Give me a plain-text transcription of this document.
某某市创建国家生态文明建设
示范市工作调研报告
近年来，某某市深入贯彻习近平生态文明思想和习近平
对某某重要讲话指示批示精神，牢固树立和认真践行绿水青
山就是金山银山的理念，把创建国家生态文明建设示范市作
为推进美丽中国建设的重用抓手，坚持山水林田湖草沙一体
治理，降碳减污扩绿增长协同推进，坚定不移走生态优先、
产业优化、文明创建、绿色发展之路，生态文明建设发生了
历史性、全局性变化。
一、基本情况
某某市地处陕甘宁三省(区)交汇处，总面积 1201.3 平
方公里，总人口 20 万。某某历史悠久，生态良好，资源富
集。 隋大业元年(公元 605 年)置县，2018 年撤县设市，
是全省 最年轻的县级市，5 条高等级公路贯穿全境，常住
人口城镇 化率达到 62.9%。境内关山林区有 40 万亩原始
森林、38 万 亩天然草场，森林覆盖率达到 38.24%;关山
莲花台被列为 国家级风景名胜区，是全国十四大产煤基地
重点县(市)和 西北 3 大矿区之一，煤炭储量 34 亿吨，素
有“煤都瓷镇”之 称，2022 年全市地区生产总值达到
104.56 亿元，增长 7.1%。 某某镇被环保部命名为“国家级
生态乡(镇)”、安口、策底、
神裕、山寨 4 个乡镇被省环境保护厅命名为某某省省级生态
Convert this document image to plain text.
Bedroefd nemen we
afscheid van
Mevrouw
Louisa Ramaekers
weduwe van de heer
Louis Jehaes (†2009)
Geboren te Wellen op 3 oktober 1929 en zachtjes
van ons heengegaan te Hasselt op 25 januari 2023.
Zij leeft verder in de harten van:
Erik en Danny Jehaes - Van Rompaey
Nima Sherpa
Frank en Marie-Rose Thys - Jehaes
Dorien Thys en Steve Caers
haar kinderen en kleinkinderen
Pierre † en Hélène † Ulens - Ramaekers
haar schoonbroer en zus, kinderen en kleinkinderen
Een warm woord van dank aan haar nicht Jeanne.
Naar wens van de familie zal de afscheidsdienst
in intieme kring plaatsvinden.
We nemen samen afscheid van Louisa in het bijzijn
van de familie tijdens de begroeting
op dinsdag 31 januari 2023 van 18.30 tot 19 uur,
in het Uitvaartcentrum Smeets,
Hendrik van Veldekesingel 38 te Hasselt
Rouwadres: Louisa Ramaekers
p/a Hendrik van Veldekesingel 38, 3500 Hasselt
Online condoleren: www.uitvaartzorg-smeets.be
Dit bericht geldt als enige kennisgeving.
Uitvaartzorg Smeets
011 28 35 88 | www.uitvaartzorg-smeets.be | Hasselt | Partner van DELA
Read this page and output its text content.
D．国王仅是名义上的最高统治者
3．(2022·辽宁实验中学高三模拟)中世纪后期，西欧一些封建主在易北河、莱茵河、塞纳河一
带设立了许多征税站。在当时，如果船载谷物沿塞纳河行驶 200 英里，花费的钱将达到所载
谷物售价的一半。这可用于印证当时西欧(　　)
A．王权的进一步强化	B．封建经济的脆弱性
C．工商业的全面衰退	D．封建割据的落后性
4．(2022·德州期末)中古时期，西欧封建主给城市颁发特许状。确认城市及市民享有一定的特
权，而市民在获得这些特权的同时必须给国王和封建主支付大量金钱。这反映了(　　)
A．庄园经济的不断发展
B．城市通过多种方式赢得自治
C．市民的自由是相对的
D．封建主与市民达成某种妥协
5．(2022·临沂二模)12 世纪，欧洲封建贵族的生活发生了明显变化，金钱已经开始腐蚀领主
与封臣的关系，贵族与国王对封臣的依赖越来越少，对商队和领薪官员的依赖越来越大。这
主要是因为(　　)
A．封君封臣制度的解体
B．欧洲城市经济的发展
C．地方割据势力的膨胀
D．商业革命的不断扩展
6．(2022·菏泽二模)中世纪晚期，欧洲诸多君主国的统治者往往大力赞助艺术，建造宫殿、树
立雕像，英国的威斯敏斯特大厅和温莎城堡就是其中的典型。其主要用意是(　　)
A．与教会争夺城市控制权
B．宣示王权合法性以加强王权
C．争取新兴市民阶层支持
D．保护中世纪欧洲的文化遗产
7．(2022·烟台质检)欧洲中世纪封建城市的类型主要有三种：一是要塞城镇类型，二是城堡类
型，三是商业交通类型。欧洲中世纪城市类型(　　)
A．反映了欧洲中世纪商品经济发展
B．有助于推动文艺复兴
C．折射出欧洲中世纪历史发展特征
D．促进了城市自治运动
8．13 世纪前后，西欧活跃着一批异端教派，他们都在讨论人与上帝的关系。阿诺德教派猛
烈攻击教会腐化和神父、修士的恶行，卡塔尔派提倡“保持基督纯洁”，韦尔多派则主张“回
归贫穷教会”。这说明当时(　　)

--

EXERCISE GOAL: Pull out every line in the material above where "Ramaekers" occurs.

EXERCISE RESULT:
Louisa Ramaekers
Pierre † en Hélène † Ulens - Ramaekers
Rouwadres: Louisa Ramaekers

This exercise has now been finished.